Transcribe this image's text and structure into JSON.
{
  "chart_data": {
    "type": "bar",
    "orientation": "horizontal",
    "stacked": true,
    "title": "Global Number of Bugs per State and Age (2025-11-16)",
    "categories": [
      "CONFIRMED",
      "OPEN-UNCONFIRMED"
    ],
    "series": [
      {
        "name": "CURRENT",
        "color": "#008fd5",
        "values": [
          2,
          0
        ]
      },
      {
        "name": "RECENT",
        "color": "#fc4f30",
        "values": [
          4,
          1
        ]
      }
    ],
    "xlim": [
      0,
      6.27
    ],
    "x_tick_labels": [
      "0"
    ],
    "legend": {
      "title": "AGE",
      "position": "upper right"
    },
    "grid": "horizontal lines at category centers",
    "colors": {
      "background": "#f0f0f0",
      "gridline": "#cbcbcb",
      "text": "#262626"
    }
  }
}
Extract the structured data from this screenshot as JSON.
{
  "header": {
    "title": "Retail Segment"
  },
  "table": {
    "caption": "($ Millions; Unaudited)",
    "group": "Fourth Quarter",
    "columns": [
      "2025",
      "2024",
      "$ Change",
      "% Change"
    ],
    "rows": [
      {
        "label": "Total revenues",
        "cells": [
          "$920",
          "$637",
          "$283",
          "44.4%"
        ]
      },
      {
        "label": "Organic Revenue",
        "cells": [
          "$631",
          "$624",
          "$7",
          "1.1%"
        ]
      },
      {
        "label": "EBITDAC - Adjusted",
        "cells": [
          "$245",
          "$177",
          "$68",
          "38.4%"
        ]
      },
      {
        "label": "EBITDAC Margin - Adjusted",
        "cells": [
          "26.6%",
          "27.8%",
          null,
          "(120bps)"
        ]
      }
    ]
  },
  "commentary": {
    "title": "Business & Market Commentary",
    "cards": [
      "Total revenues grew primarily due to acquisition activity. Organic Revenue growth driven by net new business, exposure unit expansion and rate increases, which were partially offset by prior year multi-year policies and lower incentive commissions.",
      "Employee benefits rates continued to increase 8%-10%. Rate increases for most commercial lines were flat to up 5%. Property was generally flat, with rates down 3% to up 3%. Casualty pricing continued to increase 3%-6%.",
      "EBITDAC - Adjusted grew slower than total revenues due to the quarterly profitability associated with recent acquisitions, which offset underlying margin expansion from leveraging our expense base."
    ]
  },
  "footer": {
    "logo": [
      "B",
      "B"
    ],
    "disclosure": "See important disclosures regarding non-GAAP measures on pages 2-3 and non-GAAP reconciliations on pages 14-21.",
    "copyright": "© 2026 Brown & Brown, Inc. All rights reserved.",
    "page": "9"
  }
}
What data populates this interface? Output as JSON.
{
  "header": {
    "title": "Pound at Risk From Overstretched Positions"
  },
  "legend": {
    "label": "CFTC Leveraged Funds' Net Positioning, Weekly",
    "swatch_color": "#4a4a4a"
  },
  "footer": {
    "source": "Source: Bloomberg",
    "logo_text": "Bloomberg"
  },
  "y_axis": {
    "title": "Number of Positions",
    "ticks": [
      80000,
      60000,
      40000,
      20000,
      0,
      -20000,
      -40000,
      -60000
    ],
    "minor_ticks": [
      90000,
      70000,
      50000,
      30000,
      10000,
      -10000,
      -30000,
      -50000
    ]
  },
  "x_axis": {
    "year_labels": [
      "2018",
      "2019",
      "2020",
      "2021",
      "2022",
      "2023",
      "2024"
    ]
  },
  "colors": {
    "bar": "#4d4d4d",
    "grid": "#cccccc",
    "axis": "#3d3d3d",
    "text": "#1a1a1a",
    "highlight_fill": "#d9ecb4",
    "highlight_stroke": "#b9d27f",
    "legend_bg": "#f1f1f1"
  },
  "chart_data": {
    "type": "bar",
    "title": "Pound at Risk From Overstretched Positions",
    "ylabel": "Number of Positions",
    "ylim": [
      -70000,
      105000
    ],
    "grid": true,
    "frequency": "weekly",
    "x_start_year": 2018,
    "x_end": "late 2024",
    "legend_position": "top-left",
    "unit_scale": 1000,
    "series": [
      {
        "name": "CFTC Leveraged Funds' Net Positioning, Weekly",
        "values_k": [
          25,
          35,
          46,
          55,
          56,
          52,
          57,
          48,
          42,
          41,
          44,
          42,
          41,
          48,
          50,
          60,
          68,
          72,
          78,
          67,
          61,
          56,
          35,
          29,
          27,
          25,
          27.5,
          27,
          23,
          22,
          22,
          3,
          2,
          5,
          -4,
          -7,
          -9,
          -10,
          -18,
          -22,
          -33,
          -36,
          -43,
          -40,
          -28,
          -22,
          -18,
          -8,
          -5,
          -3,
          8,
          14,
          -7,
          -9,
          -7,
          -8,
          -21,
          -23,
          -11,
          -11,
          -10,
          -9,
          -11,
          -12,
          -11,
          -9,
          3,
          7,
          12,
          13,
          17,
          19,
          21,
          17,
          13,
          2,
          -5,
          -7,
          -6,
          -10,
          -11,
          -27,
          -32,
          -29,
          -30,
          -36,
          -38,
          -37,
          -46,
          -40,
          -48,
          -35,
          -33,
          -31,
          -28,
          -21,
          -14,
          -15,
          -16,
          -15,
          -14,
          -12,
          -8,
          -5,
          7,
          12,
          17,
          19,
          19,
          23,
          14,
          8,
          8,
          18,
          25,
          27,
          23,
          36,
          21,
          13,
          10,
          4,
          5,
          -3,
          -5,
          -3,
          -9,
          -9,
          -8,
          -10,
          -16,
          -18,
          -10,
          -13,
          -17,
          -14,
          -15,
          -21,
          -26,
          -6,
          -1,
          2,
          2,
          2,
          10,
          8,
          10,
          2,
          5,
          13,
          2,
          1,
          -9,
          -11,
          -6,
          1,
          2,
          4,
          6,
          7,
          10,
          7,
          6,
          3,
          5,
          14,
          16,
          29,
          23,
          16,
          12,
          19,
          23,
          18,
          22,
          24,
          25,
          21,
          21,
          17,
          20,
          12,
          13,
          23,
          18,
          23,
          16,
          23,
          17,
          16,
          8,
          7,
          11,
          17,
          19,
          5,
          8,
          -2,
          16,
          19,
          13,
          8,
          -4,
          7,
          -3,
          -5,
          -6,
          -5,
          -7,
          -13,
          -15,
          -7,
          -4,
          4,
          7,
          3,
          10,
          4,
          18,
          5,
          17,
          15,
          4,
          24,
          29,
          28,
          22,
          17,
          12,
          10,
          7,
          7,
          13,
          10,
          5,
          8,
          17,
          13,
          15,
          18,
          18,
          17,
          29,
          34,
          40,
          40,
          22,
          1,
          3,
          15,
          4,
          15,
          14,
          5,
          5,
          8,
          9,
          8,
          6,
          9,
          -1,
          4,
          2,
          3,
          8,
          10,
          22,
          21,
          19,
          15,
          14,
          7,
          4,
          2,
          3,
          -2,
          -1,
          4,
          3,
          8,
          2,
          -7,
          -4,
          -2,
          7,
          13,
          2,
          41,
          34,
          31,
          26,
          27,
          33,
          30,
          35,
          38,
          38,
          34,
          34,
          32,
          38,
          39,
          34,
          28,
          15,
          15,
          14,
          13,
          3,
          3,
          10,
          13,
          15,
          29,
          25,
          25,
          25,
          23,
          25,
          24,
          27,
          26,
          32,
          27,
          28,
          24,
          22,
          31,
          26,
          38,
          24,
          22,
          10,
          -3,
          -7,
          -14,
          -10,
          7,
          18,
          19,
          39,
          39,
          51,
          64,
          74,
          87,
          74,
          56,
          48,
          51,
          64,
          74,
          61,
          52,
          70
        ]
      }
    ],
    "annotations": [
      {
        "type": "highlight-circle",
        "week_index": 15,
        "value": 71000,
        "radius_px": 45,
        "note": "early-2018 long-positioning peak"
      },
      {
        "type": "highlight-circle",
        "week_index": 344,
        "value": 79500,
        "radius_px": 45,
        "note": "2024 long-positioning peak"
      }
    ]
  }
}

===============

» Exercise requirements: Using the listing above, locate the lines that hold "Risk" and copy each one.

» Exercise output:
    "title": "Pound at Risk From Overstretched Positions"
    "title": "Pound at Risk From Overstretched Positions",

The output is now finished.